═══ Items

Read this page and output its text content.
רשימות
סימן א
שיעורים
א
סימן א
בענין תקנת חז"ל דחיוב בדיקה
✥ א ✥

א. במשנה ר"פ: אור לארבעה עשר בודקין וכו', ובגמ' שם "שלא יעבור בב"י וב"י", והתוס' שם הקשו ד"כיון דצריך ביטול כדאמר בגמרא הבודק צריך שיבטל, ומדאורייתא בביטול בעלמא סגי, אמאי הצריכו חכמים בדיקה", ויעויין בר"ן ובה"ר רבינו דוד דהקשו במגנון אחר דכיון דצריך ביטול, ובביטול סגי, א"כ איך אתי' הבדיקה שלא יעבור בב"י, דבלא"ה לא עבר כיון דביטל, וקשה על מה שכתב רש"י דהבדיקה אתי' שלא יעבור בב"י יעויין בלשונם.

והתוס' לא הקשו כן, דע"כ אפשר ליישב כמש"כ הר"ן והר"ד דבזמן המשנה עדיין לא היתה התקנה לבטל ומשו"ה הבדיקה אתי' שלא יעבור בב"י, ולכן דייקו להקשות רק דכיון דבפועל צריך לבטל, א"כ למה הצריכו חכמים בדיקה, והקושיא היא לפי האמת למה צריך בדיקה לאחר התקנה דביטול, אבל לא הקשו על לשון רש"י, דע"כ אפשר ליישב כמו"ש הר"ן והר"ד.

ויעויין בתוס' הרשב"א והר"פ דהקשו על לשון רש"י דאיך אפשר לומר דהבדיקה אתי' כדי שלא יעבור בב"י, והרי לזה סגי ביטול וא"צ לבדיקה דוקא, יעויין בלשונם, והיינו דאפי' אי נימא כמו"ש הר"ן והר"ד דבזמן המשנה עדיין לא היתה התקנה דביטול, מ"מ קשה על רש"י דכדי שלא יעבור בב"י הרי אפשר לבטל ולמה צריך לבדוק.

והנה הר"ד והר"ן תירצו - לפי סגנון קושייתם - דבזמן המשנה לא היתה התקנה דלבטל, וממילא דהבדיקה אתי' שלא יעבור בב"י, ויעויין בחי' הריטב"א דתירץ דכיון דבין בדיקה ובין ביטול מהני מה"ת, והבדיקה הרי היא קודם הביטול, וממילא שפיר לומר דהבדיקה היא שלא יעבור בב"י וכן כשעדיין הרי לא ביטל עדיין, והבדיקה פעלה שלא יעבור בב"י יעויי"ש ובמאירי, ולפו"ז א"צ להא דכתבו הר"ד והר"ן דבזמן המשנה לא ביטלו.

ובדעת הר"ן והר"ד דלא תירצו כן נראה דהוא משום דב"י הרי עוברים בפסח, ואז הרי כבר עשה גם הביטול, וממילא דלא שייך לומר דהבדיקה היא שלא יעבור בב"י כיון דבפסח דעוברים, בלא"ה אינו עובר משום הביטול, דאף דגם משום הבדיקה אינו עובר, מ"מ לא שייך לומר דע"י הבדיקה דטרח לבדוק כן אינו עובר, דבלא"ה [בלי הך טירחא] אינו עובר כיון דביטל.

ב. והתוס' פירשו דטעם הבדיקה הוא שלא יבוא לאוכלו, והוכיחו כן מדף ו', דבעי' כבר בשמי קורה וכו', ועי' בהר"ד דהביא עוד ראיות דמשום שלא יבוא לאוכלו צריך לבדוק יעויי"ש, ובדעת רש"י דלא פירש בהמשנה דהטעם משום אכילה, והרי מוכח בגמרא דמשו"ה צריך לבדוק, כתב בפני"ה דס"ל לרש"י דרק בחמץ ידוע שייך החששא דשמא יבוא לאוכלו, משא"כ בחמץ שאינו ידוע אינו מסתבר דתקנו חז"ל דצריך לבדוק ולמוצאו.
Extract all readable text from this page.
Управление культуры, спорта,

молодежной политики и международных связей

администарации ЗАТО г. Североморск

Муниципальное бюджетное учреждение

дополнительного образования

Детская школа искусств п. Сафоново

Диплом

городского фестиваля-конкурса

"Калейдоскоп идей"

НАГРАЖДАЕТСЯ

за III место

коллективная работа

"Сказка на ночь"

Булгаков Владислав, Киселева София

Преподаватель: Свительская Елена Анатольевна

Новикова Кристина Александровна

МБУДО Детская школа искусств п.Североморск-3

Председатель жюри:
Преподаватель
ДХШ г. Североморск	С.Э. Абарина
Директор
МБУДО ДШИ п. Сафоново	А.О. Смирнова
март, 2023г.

══════

Task to carry out: Give back all the records exactly as they stand.

Answer below:
Read this page and output its text content.
רשימות
סימן א
שיעורים
א
סימן א
בענין תקנת חז"ל דחיוב בדיקה
✥ א ✥

א. במשנה ר"פ: אור לארבעה עשר בודקין וכו', ובגמ' שם "שלא יעבור בב"י וב"י", והתוס' שם הקשו ד"כיון דצריך ביטול כדאמר בגמרא הבודק צריך שיבטל, ומדאורייתא בביטול בעלמא סגי, אמאי הצריכו חכמים בדיקה", ויעויין בר"ן ובה"ר רבינו דוד דהקשו במגנון אחר דכיון דצריך ביטול, ובביטול סגי, א"כ איך אתי' הבדיקה שלא יעבור בב"י, דבלא"ה לא עבר כיון דביטל, וקשה על מה שכתב רש"י דהבדיקה אתי' שלא יעבור בב"י יעויין בלשונם.

והתוס' לא הקשו כן, דע"כ אפשר ליישב כמש"כ הר"ן והר"ד דבזמן המשנה עדיין לא היתה התקנה לבטל ומשו"ה הבדיקה אתי' שלא יעבור בב"י, ולכן דייקו להקשות רק דכיון דבפועל צריך לבטל, א"כ למה הצריכו חכמים בדיקה, והקושיא היא לפי האמת למה צריך בדיקה לאחר התקנה דביטול, אבל לא הקשו על לשון רש"י, דע"כ אפשר ליישב כמו"ש הר"ן והר"ד.

ויעויין בתוס' הרשב"א והר"פ דהקשו על לשון רש"י דאיך אפשר לומר דהבדיקה אתי' כדי שלא יעבור בב"י, והרי לזה סגי ביטול וא"צ לבדיקה דוקא, יעויין בלשונם, והיינו דאפי' אי נימא כמו"ש הר"ן והר"ד דבזמן המשנה עדיין לא היתה התקנה דביטול, מ"מ קשה על רש"י דכדי שלא יעבור בב"י הרי אפשר לבטל ולמה צריך לבדוק.

והנה הר"ד והר"ן תירצו - לפי סגנון קושייתם - דבזמן המשנה לא היתה התקנה דלבטל, וממילא דהבדיקה אתי' שלא יעבור בב"י, ויעויין בחי' הריטב"א דתירץ דכיון דבין בדיקה ובין ביטול מהני מה"ת, והבדיקה הרי היא קודם הביטול, וממילא שפיר לומר דהבדיקה היא שלא יעבור בב"י וכן כשעדיין הרי לא ביטל עדיין, והבדיקה פעלה שלא יעבור בב"י יעויי"ש ובמאירי, ולפו"ז א"צ להא דכתבו הר"ד והר"ן דבזמן המשנה לא ביטלו.

ובדעת הר"ן והר"ד דלא תירצו כן נראה דהוא משום דב"י הרי עוברים בפסח, ואז הרי כבר עשה גם הביטול, וממילא דלא שייך לומר דהבדיקה היא שלא יעבור בב"י כיון דבפסח דעוברים, בלא"ה אינו עובר משום הביטול, דאף דגם משום הבדיקה אינו עובר, מ"מ לא שייך לומר דע"י הבדיקה דטרח לבדוק כן אינו עובר, דבלא"ה [בלי הך טירחא] אינו עובר כיון דביטל.

ב. והתוס' פירשו דטעם הבדיקה הוא שלא יבוא לאוכלו, והוכיחו כן מדף ו', דבעי' כבר בשמי קורה וכו', ועי' בהר"ד דהביא עוד ראיות דמשום שלא יבוא לאוכלו צריך לבדוק יעויי"ש, ובדעת רש"י דלא פירש בהמשנה דהטעם משום אכילה, והרי מוכח בגמרא דמשו"ה צריך לבדוק, כתב בפני"ה דס"ל לרש"י דרק בחמץ ידוע שייך החששא דשמא יבוא לאוכלו, משא"כ בחמץ שאינו ידוע אינו מסתבר דתקנו חז"ל דצריך לבדוק ולמוצאו.
Extract all readable text from this page.
Управление культуры, спорта,

молодежной политики и международных связей

администарации ЗАТО г. Североморск

Муниципальное бюджетное учреждение

дополнительного образования

Детская школа искусств п. Сафоново

Диплом

городского фестиваля-конкурса

"Калейдоскоп идей"

НАГРАЖДАЕТСЯ

за III место

коллективная работа

"Сказка на ночь"

Булгаков Владислав, Киселева София

Преподаватель: Свительская Елена Анатольевна

Новикова Кристина Александровна

МБУДО Детская школа искусств п.Североморск-3

Председатель жюри:
Преподаватель
ДХШ г. Североморск	С.Э. Абарина
Директор
МБУДО ДШИ п. Сафоново	А.О. Смирнова
март, 2023г.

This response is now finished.